◆ **WHAT IS ASKED**
Copy the data that follows, character for character, minus the pictures.
# # # # #
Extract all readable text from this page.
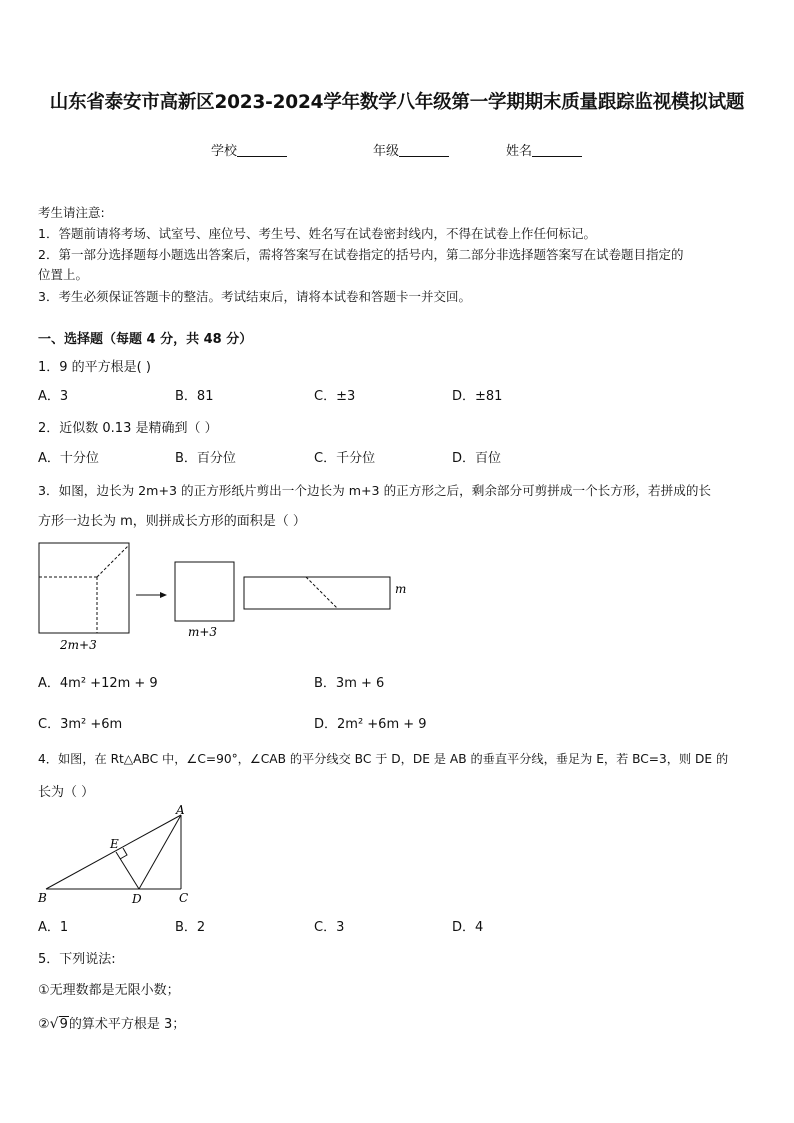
山东省泰安市高新区2023-2024学年数学八年级第一学期期末质量跟踪监视模拟试题
学校	年级	姓名
考生请注意:
1．答题前请将考场、试室号、座位号、考生号、姓名写在试卷密封线内，不得在试卷上作任何标记。
2．第一部分选择题每小题选出答案后，需将答案写在试卷指定的括号内，第二部分非选择题答案写在试卷题目指定的
位置上。
3．考生必须保证答题卡的整洁。考试结束后，请将本试卷和答题卡一并交回。
一、选择题（每题 4 分，共 48 分）
1．9 的平方根是( )
A．3	B．81	C．±3	D．±81
2．近似数 0.13 是精确到（ ）
A．十分位	B．百分位	C．千分位	D．百位
3．如图，边长为 2m+3 的正方形纸片剪出一个边长为 m+3 的正方形之后，剩余部分可剪拼成一个长方形，若拼成的长
方形一边长为 m，则拼成长方形的面积是（ ）
2m+3
m+3
m
A．4m² +12m + 9	B．3m + 6
C．3m² +6m	D．2m² +6m + 9
4．如图，在 Rt△ABC 中，∠C=90°，∠CAB 的平分线交 BC 于 D，DE 是 AB 的垂直平分线，垂足为 E，若 BC=3，则 DE 的
长为（ ）
A
B	C
D
E
A．1	B．2	C．3	D．4
5．下列说法:
①无理数都是无限小数；
②√9的算术平方根是 3；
# # # # #
◆ **WRITTEN SOLUTION**
Extract all readable text from this page.
山东省泰安市高新区2023-2024学年数学八年级第一学期期末质量跟踪监视模拟试题
学校	年级	姓名
考生请注意:
1．答题前请将考场、试室号、座位号、考生号、姓名写在试卷密封线内，不得在试卷上作任何标记。
2．第一部分选择题每小题选出答案后，需将答案写在试卷指定的括号内，第二部分非选择题答案写在试卷题目指定的
位置上。
3．考生必须保证答题卡的整洁。考试结束后，请将本试卷和答题卡一并交回。
一、选择题（每题 4 分，共 48 分）
1．9 的平方根是( )
A．3	B．81	C．±3	D．±81
2．近似数 0.13 是精确到（ ）
A．十分位	B．百分位	C．千分位	D．百位
3．如图，边长为 2m+3 的正方形纸片剪出一个边长为 m+3 的正方形之后，剩余部分可剪拼成一个长方形，若拼成的长
方形一边长为 m，则拼成长方形的面积是（ ）
2m+3
m+3
m
A．4m² +12m + 9	B．3m + 6
C．3m² +6m	D．2m² +6m + 9
4．如图，在 Rt△ABC 中，∠C=90°，∠CAB 的平分线交 BC 于 D，DE 是 AB 的垂直平分线，垂足为 E，若 BC=3，则 DE 的
长为（ ）
A
B	C
D
E
A．1	B．2	C．3	D．4
5．下列说法:
①无理数都是无限小数；
②√9的算术平方根是 3；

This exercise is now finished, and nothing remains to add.